* AIM: List the lines of this listing that hold the word "grid".

★ ★ ★ ★ ★ ★ ★

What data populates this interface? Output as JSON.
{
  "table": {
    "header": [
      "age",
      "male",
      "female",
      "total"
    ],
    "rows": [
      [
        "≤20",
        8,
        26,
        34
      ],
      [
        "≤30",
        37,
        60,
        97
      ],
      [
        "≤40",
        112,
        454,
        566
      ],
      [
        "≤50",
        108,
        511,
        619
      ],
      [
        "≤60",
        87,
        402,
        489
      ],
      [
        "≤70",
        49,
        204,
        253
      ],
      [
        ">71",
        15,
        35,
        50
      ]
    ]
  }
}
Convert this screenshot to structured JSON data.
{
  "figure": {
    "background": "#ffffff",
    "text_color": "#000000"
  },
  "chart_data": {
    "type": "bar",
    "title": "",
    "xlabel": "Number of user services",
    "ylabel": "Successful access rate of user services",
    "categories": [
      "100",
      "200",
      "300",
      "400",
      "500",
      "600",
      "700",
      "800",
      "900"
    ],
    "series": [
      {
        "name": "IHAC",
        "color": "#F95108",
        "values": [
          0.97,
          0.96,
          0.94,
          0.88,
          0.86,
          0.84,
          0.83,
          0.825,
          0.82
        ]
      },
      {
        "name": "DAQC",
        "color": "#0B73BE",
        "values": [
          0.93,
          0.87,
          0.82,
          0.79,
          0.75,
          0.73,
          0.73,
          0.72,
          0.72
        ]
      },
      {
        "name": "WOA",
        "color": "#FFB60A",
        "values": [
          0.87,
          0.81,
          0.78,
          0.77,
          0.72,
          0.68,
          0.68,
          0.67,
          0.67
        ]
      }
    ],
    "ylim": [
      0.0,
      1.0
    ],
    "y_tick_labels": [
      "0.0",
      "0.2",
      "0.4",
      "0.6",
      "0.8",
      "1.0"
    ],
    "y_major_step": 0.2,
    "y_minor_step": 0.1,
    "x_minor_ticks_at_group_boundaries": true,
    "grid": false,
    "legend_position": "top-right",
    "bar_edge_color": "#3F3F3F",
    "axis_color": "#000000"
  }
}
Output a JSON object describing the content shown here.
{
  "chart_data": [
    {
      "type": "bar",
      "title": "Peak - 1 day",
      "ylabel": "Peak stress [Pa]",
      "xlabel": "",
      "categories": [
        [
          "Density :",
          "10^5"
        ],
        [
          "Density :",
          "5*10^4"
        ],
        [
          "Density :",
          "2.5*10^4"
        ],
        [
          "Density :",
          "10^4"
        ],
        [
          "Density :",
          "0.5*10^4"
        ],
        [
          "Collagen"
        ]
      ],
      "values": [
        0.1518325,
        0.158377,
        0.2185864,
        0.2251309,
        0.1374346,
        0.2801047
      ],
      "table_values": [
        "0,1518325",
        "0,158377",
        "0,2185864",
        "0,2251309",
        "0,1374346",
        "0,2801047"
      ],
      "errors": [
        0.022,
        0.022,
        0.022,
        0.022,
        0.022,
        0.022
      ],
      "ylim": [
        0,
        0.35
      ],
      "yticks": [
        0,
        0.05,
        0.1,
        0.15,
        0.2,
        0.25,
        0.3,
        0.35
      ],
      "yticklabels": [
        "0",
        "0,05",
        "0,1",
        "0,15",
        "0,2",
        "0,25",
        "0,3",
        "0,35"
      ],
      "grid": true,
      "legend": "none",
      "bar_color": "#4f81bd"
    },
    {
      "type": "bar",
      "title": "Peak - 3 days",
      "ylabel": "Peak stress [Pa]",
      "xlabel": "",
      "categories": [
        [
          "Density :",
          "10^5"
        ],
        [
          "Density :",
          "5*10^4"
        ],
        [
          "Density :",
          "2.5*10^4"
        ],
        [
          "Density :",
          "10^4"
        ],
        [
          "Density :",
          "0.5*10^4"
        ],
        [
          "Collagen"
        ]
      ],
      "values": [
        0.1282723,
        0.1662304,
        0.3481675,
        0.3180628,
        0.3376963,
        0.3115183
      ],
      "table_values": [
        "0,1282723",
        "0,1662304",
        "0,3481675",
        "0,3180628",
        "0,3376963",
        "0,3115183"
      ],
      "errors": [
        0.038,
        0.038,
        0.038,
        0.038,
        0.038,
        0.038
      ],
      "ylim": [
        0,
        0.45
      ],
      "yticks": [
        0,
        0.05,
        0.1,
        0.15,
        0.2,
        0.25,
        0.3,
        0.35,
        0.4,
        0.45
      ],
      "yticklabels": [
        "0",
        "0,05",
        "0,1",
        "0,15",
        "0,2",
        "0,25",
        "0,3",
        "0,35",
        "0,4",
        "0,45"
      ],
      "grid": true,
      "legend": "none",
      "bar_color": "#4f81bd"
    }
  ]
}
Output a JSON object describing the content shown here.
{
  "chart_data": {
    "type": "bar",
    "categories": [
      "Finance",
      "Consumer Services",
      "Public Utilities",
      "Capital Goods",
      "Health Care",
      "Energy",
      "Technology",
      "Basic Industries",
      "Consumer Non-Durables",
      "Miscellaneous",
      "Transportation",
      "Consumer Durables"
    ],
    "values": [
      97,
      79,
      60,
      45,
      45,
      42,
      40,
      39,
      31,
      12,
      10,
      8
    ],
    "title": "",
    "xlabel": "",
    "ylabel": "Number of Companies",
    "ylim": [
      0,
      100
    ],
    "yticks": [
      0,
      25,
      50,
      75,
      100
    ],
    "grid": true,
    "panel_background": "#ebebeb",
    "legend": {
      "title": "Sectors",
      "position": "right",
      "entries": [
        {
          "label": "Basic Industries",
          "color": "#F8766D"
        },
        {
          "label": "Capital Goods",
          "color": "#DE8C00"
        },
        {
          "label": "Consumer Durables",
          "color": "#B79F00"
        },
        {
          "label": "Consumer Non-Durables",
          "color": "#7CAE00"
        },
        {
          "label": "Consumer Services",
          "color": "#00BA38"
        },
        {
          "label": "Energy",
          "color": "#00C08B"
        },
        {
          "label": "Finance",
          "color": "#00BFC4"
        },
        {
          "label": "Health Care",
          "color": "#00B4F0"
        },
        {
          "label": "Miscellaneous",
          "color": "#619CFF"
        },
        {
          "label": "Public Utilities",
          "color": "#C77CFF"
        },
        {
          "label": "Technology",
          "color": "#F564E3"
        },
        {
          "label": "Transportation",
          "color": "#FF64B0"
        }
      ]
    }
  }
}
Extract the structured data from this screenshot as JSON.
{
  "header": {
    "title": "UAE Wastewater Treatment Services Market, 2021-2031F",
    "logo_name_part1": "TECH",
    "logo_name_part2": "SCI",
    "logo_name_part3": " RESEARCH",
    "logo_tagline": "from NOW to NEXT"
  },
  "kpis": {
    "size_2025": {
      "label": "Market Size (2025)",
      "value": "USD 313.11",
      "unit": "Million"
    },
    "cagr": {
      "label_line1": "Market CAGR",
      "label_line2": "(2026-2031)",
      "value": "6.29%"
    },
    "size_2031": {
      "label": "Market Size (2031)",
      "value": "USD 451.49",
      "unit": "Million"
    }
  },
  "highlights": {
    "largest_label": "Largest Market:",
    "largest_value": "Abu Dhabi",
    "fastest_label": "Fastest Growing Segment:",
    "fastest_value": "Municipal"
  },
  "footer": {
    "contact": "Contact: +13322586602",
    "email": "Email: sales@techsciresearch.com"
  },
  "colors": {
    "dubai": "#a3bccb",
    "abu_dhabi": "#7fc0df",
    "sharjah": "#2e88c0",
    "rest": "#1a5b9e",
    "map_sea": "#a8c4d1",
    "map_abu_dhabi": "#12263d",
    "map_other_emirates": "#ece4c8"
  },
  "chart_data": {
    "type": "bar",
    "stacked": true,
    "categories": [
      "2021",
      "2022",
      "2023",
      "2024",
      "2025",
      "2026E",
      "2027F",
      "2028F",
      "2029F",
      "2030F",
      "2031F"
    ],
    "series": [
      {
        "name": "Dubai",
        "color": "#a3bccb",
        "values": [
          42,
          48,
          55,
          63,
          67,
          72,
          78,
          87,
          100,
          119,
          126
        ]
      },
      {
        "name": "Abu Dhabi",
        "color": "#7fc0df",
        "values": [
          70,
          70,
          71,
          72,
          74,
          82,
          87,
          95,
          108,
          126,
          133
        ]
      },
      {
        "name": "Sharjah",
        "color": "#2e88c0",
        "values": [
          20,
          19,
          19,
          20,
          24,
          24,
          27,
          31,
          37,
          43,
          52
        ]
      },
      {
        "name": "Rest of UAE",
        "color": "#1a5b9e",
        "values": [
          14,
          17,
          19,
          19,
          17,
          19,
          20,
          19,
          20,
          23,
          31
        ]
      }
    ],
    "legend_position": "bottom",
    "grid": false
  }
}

★ ★ ★ ★ ★ ★ ★

* RESULT BELOW:
    "grid": false,
      "grid": true,
      "grid": true,
    "grid": true,
    "grid": false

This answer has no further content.